▶ _Written exercise_
Using the listing below, select the lines with the word "PLATE" and copy them.

▶ _Dataset rows_
=-=-=
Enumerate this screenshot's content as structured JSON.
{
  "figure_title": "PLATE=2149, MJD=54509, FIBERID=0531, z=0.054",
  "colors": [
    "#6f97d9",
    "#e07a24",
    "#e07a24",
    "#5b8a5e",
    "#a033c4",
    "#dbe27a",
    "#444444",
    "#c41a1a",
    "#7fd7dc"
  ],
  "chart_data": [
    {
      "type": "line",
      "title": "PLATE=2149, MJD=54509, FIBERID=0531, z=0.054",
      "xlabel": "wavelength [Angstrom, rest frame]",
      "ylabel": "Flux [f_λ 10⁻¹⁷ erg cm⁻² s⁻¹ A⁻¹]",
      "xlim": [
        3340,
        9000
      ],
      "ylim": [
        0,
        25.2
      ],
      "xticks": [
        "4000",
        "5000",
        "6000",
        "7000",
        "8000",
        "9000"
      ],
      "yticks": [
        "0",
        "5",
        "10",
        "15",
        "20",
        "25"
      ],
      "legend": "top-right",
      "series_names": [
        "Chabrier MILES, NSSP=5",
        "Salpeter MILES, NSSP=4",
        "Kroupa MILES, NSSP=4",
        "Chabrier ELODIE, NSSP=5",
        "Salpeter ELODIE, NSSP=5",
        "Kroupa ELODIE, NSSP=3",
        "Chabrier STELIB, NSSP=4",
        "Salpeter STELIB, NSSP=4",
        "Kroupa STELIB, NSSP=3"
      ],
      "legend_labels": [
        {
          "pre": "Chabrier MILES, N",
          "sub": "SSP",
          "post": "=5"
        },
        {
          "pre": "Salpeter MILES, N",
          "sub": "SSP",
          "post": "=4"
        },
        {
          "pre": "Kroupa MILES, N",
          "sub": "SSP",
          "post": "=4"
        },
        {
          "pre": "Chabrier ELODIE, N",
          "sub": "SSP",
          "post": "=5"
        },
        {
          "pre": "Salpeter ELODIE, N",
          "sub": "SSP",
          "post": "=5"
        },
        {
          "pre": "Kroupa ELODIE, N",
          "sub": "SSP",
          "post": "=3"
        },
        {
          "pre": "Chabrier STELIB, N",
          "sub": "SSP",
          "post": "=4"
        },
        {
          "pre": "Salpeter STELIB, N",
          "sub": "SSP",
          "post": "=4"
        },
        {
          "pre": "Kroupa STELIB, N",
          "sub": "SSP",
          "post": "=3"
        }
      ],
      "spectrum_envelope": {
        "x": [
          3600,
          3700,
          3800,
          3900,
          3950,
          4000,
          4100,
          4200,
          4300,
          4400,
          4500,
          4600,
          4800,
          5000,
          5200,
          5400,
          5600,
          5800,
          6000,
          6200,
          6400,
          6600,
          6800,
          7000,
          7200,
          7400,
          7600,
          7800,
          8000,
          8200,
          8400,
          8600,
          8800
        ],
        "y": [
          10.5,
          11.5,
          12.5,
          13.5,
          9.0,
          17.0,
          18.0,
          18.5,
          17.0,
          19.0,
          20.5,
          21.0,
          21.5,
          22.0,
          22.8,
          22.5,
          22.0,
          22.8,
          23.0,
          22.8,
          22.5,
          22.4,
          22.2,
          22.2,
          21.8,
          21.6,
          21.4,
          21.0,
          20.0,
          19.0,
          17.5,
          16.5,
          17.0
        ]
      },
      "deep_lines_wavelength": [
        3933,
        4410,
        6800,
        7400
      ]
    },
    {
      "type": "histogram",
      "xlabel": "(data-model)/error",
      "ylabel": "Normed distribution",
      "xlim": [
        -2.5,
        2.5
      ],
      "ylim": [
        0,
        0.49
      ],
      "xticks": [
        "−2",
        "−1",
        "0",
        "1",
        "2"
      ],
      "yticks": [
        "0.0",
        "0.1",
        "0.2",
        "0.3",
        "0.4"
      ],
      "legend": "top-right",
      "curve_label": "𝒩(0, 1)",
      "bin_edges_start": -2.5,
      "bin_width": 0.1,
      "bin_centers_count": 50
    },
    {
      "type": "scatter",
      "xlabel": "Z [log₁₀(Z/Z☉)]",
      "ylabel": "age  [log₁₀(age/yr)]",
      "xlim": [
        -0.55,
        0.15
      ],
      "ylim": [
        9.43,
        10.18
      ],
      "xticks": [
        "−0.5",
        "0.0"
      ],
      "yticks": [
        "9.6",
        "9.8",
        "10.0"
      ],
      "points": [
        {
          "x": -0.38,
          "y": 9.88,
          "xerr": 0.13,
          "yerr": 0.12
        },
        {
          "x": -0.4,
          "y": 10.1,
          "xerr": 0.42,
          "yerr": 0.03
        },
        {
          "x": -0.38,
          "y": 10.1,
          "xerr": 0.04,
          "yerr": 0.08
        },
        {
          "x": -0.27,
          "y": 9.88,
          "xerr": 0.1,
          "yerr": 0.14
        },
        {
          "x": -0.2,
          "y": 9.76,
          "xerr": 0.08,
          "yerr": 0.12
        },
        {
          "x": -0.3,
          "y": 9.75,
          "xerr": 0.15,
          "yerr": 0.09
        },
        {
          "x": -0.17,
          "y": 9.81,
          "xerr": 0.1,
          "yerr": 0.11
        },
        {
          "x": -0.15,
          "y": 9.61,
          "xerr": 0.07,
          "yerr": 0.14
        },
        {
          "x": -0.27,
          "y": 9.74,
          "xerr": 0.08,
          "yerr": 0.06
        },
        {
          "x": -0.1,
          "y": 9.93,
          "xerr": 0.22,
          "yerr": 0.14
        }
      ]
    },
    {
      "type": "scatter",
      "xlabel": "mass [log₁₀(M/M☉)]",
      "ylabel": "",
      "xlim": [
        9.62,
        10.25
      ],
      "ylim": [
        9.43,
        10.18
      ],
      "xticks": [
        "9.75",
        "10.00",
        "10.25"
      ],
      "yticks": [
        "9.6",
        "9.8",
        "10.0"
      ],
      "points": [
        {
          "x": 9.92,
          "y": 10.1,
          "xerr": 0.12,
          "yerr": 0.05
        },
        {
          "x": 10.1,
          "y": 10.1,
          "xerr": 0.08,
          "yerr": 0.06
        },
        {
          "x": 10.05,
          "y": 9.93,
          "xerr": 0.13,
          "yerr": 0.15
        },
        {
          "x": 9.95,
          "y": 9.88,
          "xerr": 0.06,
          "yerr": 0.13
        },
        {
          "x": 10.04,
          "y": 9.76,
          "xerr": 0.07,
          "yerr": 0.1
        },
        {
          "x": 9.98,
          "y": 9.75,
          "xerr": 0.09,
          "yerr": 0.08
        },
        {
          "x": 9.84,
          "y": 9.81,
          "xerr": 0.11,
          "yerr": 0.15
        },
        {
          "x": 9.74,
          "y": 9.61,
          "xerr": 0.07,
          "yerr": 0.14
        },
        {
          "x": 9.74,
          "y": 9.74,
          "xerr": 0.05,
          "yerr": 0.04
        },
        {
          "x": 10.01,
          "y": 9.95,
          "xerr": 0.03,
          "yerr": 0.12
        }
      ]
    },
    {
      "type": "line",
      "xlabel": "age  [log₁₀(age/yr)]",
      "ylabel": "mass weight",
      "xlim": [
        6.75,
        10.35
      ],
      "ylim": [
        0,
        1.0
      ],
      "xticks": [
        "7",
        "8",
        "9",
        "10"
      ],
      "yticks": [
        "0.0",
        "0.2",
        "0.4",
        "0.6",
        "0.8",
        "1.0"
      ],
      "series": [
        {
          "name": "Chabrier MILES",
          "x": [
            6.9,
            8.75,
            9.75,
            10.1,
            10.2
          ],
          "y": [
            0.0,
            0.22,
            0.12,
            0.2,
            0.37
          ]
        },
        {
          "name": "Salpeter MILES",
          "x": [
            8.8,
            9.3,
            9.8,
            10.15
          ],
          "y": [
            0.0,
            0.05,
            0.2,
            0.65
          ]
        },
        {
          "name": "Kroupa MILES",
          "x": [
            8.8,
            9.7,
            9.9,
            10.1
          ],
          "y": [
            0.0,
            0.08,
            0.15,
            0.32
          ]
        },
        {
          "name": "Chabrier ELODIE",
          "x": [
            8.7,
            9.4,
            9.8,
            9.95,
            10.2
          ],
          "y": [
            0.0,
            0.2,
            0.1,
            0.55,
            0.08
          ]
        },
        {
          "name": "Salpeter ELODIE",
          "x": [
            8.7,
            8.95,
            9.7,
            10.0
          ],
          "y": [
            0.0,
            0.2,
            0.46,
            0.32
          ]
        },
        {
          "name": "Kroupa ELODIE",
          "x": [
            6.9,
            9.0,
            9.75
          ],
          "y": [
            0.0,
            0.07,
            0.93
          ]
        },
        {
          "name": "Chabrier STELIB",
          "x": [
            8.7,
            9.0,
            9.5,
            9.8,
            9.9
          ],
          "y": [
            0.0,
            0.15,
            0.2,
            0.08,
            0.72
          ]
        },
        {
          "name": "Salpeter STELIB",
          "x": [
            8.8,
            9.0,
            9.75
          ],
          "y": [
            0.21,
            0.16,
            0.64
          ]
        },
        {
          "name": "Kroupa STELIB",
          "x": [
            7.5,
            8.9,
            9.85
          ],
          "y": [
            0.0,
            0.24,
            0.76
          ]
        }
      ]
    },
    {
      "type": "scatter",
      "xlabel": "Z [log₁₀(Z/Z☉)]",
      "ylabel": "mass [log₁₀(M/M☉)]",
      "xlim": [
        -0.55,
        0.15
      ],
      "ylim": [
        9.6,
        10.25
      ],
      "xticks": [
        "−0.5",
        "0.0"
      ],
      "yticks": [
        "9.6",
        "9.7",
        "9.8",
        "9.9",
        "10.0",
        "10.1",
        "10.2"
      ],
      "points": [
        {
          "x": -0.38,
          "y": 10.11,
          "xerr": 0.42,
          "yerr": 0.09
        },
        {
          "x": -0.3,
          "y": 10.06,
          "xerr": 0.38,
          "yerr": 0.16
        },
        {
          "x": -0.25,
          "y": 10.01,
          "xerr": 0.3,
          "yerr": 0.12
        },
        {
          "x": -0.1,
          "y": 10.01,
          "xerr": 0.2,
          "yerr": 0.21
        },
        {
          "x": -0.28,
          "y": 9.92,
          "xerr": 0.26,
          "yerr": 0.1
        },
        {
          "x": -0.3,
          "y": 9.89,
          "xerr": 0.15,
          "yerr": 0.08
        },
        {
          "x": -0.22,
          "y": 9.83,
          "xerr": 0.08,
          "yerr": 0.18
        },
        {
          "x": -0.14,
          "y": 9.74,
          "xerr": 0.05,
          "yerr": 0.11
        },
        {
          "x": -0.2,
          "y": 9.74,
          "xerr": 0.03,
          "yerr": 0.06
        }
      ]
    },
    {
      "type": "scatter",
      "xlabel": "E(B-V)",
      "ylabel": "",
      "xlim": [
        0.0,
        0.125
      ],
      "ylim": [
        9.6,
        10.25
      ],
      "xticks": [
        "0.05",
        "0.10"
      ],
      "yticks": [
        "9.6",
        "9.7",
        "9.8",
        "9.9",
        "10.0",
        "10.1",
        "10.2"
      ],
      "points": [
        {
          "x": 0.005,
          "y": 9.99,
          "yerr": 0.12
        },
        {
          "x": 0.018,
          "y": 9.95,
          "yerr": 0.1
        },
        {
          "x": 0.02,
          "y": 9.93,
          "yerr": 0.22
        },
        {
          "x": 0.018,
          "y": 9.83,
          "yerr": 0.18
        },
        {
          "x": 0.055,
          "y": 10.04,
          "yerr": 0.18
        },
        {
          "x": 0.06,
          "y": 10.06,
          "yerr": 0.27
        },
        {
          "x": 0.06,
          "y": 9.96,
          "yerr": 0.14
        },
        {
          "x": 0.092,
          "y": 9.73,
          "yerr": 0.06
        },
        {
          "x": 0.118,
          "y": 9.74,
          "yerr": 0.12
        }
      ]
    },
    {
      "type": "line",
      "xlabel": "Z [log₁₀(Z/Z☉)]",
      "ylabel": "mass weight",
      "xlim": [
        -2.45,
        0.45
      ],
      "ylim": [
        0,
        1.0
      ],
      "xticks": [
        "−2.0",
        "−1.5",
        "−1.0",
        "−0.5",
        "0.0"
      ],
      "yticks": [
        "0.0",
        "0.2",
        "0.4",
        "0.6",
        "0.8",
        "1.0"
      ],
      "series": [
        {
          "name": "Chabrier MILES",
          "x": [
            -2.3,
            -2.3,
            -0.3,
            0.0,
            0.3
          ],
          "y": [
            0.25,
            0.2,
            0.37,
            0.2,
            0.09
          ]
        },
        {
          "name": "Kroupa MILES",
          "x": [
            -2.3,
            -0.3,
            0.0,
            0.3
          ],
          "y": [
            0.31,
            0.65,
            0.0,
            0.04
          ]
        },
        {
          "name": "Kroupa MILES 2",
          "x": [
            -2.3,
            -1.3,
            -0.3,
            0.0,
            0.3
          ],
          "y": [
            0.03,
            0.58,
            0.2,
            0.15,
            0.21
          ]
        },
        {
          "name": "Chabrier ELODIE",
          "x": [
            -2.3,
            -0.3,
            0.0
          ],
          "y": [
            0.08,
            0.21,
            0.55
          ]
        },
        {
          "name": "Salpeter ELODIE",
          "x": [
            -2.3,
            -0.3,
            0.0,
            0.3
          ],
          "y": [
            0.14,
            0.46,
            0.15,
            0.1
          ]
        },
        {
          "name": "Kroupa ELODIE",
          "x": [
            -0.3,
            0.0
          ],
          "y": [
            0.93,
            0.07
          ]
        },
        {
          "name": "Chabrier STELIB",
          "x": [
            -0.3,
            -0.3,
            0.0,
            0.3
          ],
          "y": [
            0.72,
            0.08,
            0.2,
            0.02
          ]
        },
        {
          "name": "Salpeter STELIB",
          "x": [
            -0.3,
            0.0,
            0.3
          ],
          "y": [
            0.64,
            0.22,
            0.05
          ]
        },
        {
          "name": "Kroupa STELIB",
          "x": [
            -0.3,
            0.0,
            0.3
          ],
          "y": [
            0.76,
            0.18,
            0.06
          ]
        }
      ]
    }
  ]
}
=-=-=
▶ _Written response_
  "figure_title": "PLATE=2149, MJD=54509, FIBERID=0531, z=0.054",
      "title": "PLATE=2149, MJD=54509, FIBERID=0531, z=0.054",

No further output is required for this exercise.